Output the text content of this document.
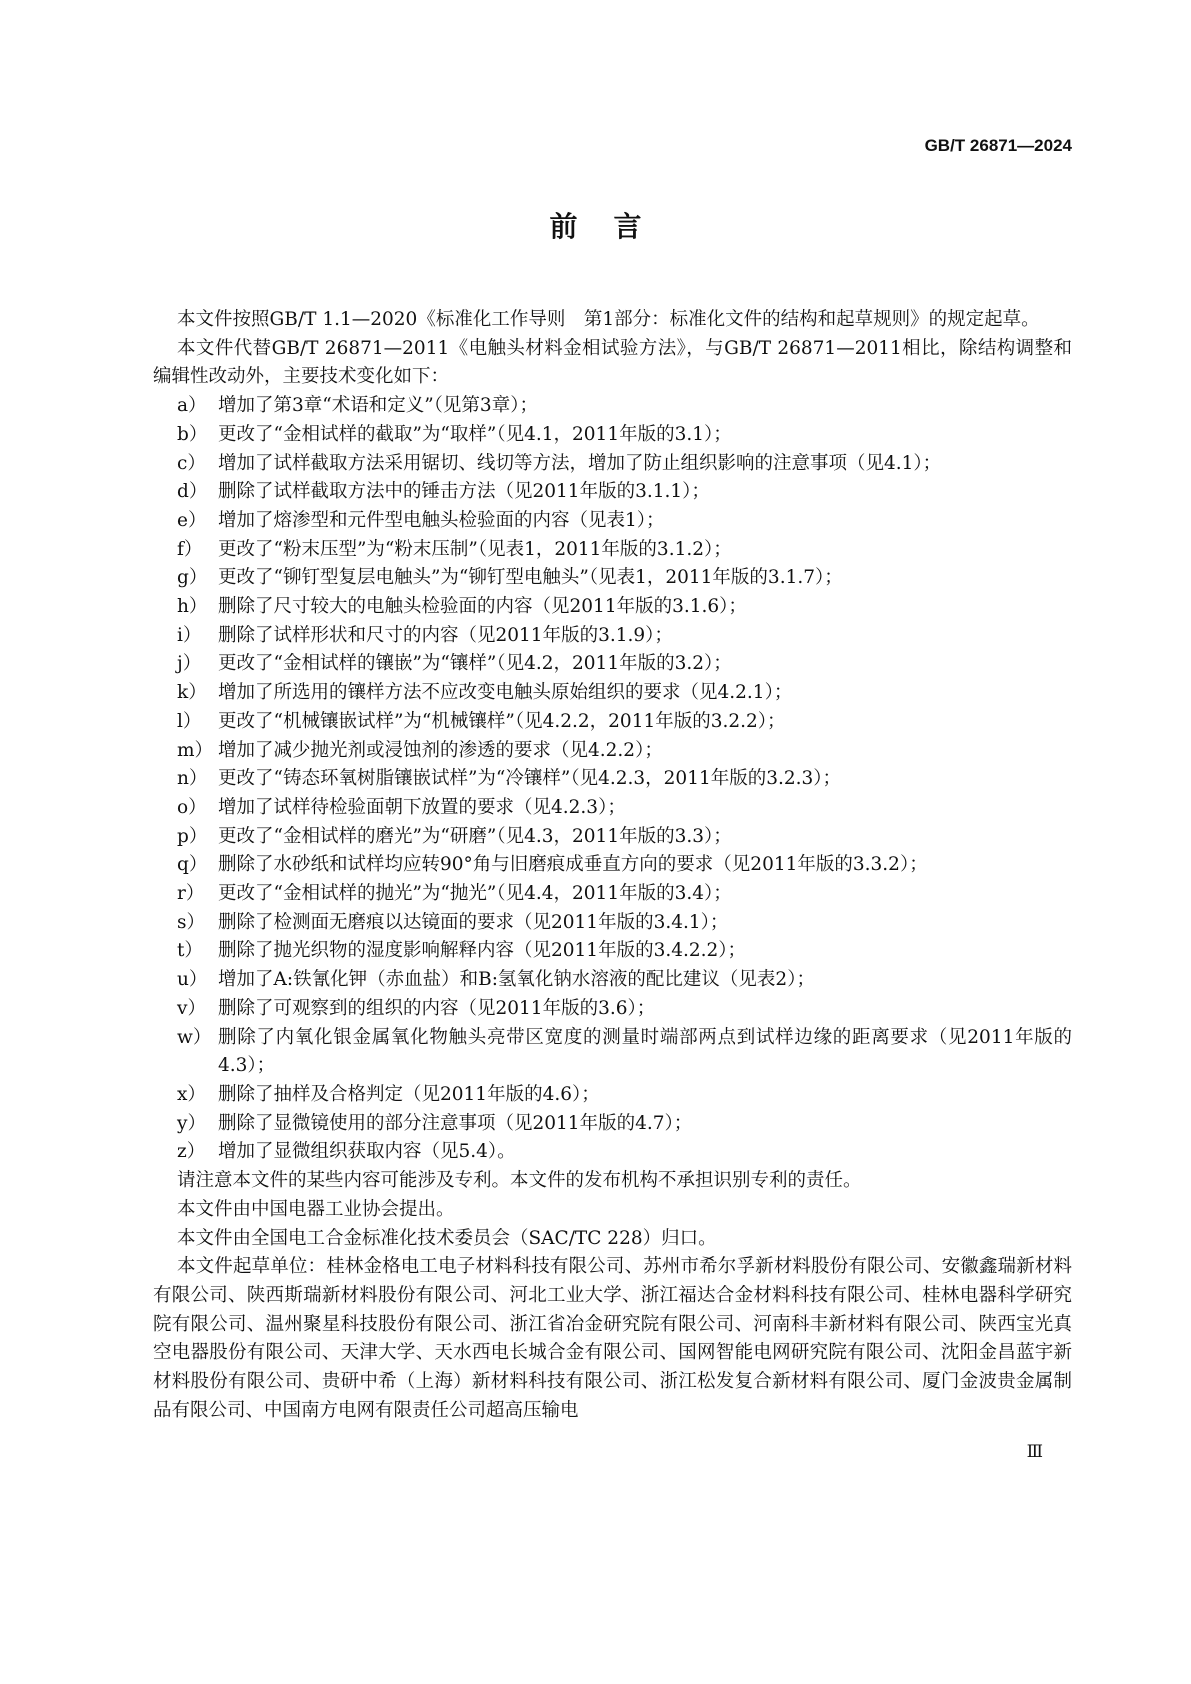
GB/T 26871—2024
前言

本文件按照GB/T 1.1—2020《标准化工作导则　第1部分：标准化文件的结构和起草规则》的规定起草。

本文件代替GB/T 26871—2011《电触头材料金相试验方法》，与GB/T 26871—2011相比，除结构调整和编辑性改动外，主要技术变化如下：

a） 增加了第3章“术语和定义”（见第3章）；
b） 更改了“金相试样的截取”为“取样”（见4.1，2011年版的3.1）；
c） 增加了试样截取方法采用锯切、线切等方法，增加了防止组织影响的注意事项（见4.1）；
d） 删除了试样截取方法中的锤击方法（见2011年版的3.1.1）；
e） 增加了熔渗型和元件型电触头检验面的内容（见表1）；
f） 更改了“粉末压型”为“粉末压制”（见表1，2011年版的3.1.2）；
g） 更改了“铆钉型复层电触头”为“铆钉型电触头”（见表1，2011年版的3.1.7）；
h） 删除了尺寸较大的电触头检验面的内容（见2011年版的3.1.6）；
i） 删除了试样形状和尺寸的内容（见2011年版的3.1.9）；
j） 更改了“金相试样的镶嵌”为“镶样”（见4.2，2011年版的3.2）；
k） 增加了所选用的镶样方法不应改变电触头原始组织的要求（见4.2.1）；
l） 更改了“机械镶嵌试样”为“机械镶样”（见4.2.2，2011年版的3.2.2）；
m） 增加了减少抛光剂或浸蚀剂的渗透的要求（见4.2.2）；
n） 更改了“铸态环氧树脂镶嵌试样”为“冷镶样”（见4.2.3，2011年版的3.2.3）；
o） 增加了试样待检验面朝下放置的要求（见4.2.3）；
p） 更改了“金相试样的磨光”为“研磨”（见4.3，2011年版的3.3）；
q） 删除了水砂纸和试样均应转90°角与旧磨痕成垂直方向的要求（见2011年版的3.3.2）；
r） 更改了“金相试样的抛光”为“抛光”（见4.4，2011年版的3.4）；
s） 删除了检测面无磨痕以达镜面的要求（见2011年版的3.4.1）；
t） 删除了抛光织物的湿度影响解释内容（见2011年版的3.4.2.2）；
u） 增加了A:铁氰化钾（赤血盐）和B:氢氧化钠水溶液的配比建议（见表2）；
v） 删除了可观察到的组织的内容（见2011年版的3.6）；
w） 删除了内氧化银金属氧化物触头亮带区宽度的测量时端部两点到试样边缘的距离要求（见2011年版的4.3）；
x） 删除了抽样及合格判定（见2011年版的4.6）；
y） 删除了显微镜使用的部分注意事项（见2011年版的4.7）；
z） 增加了显微组织获取内容（见5.4）。

请注意本文件的某些内容可能涉及专利。本文件的发布机构不承担识别专利的责任。

本文件由中国电器工业协会提出。

本文件由全国电工合金标准化技术委员会（SAC/TC 228）归口。

本文件起草单位：桂林金格电工电子材料科技有限公司、苏州市希尔孚新材料股份有限公司、安徽鑫瑞新材料有限公司、陕西斯瑞新材料股份有限公司、河北工业大学、浙江福达合金材料科技有限公司、桂林电器科学研究院有限公司、温州聚星科技股份有限公司、浙江省冶金研究院有限公司、河南科丰新材料有限公司、陕西宝光真空电器股份有限公司、天津大学、天水西电长城合金有限公司、国网智能电网研究院有限公司、沈阳金昌蓝宇新材料股份有限公司、贵研中希（上海）新材料科技有限公司、浙江松发复合新材料有限公司、厦门金波贵金属制品有限公司、中国南方电网有限责任公司超高压输电

Ⅲ
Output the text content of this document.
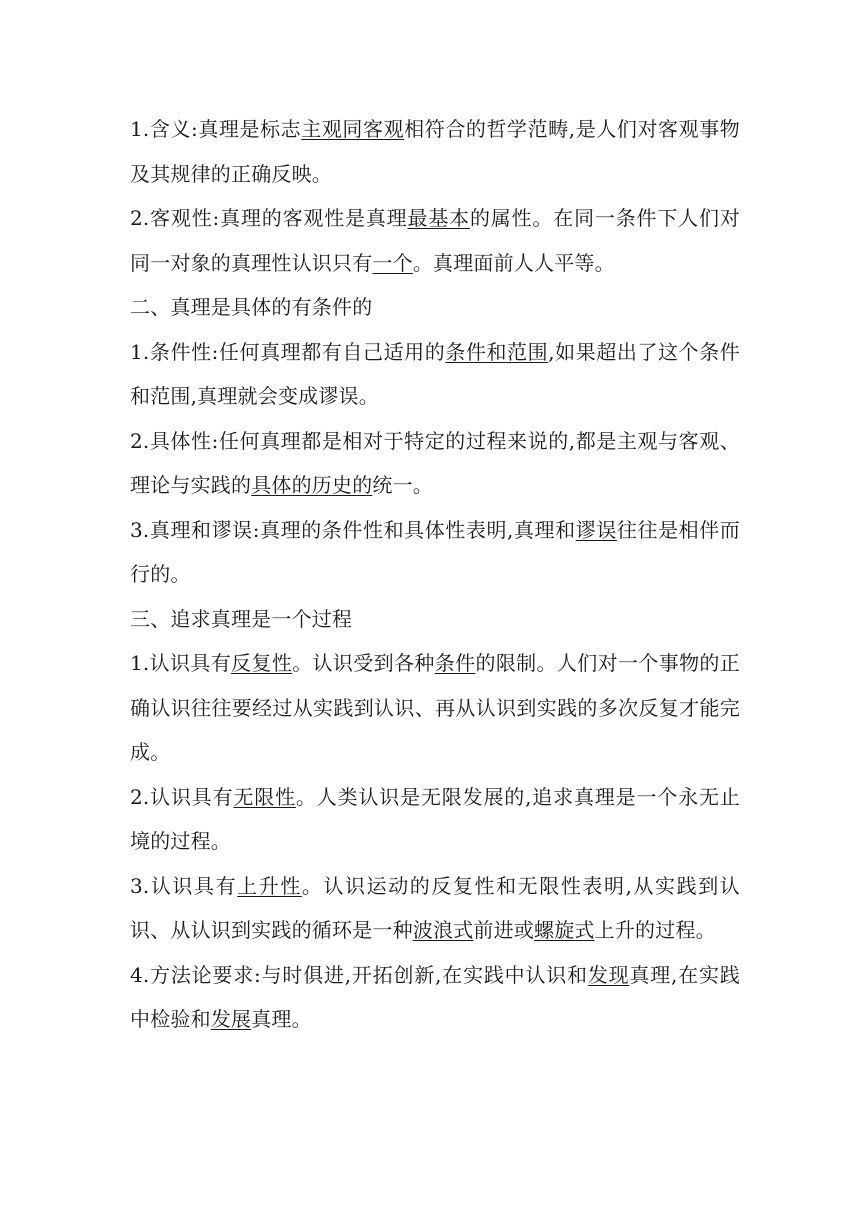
1.含义:真理是标志主观同客观相符合的哲学范畴,是人们对客观事物及其规律的正确反映。

2.客观性:真理的客观性是真理最基本的属性。在同一条件下人们对同一对象的真理性认识只有一个。真理面前人人平等。

二、真理是具体的有条件的

1.条件性:任何真理都有自己适用的条件和范围,如果超出了这个条件和范围,真理就会变成谬误。

2.具体性:任何真理都是相对于特定的过程来说的,都是主观与客观、理论与实践的具体的历史的统一。

3.真理和谬误:真理的条件性和具体性表明,真理和谬误往往是相伴而行的。

三、追求真理是一个过程

1.认识具有反复性。认识受到各种条件的限制。人们对一个事物的正确认识往往要经过从实践到认识、再从认识到实践的多次反复才能完成。

2.认识具有无限性。人类认识是无限发展的,追求真理是一个永无止境的过程。

3.认识具有上升性。认识运动的反复性和无限性表明,从实践到认识、从认识到实践的循环是一种波浪式前进或螺旋式上升的过程。

4.方法论要求:与时俱进,开拓创新,在实践中认识和发现真理,在实践中检验和发展真理。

-=-=-

> GOAL:
The data above needs to be retyped exactly, with the images left out.

> THE OUTPUT:
Output the text content of this document.
GB/T 26871—2024
前言

本文件按照GB/T 1.1—2020《标准化工作导则　第1部分：标准化文件的结构和起草规则》的规定起草。

本文件代替GB/T 26871—2011《电触头材料金相试验方法》，与GB/T 26871—2011相比，除结构调整和编辑性改动外，主要技术变化如下：

a） 增加了第3章“术语和定义”（见第3章）；
b） 更改了“金相试样的截取”为“取样”（见4.1，2011年版的3.1）；
c） 增加了试样截取方法采用锯切、线切等方法，增加了防止组织影响的注意事项（见4.1）；
d） 删除了试样截取方法中的锤击方法（见2011年版的3.1.1）；
e） 增加了熔渗型和元件型电触头检验面的内容（见表1）；
f） 更改了“粉末压型”为“粉末压制”（见表1，2011年版的3.1.2）；
g） 更改了“铆钉型复层电触头”为“铆钉型电触头”（见表1，2011年版的3.1.7）；
h） 删除了尺寸较大的电触头检验面的内容（见2011年版的3.1.6）；
i） 删除了试样形状和尺寸的内容（见2011年版的3.1.9）；
j） 更改了“金相试样的镶嵌”为“镶样”（见4.2，2011年版的3.2）；
k） 增加了所选用的镶样方法不应改变电触头原始组织的要求（见4.2.1）；
l） 更改了“机械镶嵌试样”为“机械镶样”（见4.2.2，2011年版的3.2.2）；
m） 增加了减少抛光剂或浸蚀剂的渗透的要求（见4.2.2）；
n） 更改了“铸态环氧树脂镶嵌试样”为“冷镶样”（见4.2.3，2011年版的3.2.3）；
o） 增加了试样待检验面朝下放置的要求（见4.2.3）；
p） 更改了“金相试样的磨光”为“研磨”（见4.3，2011年版的3.3）；
q） 删除了水砂纸和试样均应转90°角与旧磨痕成垂直方向的要求（见2011年版的3.3.2）；
r） 更改了“金相试样的抛光”为“抛光”（见4.4，2011年版的3.4）；
s） 删除了检测面无磨痕以达镜面的要求（见2011年版的3.4.1）；
t） 删除了抛光织物的湿度影响解释内容（见2011年版的3.4.2.2）；
u） 增加了A:铁氰化钾（赤血盐）和B:氢氧化钠水溶液的配比建议（见表2）；
v） 删除了可观察到的组织的内容（见2011年版的3.6）；
w） 删除了内氧化银金属氧化物触头亮带区宽度的测量时端部两点到试样边缘的距离要求（见2011年版的4.3）；
x） 删除了抽样及合格判定（见2011年版的4.6）；
y） 删除了显微镜使用的部分注意事项（见2011年版的4.7）；
z） 增加了显微组织获取内容（见5.4）。

请注意本文件的某些内容可能涉及专利。本文件的发布机构不承担识别专利的责任。

本文件由中国电器工业协会提出。

本文件由全国电工合金标准化技术委员会（SAC/TC 228）归口。

本文件起草单位：桂林金格电工电子材料科技有限公司、苏州市希尔孚新材料股份有限公司、安徽鑫瑞新材料有限公司、陕西斯瑞新材料股份有限公司、河北工业大学、浙江福达合金材料科技有限公司、桂林电器科学研究院有限公司、温州聚星科技股份有限公司、浙江省冶金研究院有限公司、河南科丰新材料有限公司、陕西宝光真空电器股份有限公司、天津大学、天水西电长城合金有限公司、国网智能电网研究院有限公司、沈阳金昌蓝宇新材料股份有限公司、贵研中希（上海）新材料科技有限公司、浙江松发复合新材料有限公司、厦门金波贵金属制品有限公司、中国南方电网有限责任公司超高压输电

Ⅲ
Output the text content of this document.
1.含义:真理是标志主观同客观相符合的哲学范畴,是人们对客观事物及其规律的正确反映。

2.客观性:真理的客观性是真理最基本的属性。在同一条件下人们对同一对象的真理性认识只有一个。真理面前人人平等。

二、真理是具体的有条件的

1.条件性:任何真理都有自己适用的条件和范围,如果超出了这个条件和范围,真理就会变成谬误。

2.具体性:任何真理都是相对于特定的过程来说的,都是主观与客观、理论与实践的具体的历史的统一。

3.真理和谬误:真理的条件性和具体性表明,真理和谬误往往是相伴而行的。

三、追求真理是一个过程

1.认识具有反复性。认识受到各种条件的限制。人们对一个事物的正确认识往往要经过从实践到认识、再从认识到实践的多次反复才能完成。

2.认识具有无限性。人类认识是无限发展的,追求真理是一个永无止境的过程。

3.认识具有上升性。认识运动的反复性和无限性表明,从实践到认识、从认识到实践的循环是一种波浪式前进或螺旋式上升的过程。

4.方法论要求:与时俱进,开拓创新,在实践中认识和发现真理,在实践中检验和发展真理。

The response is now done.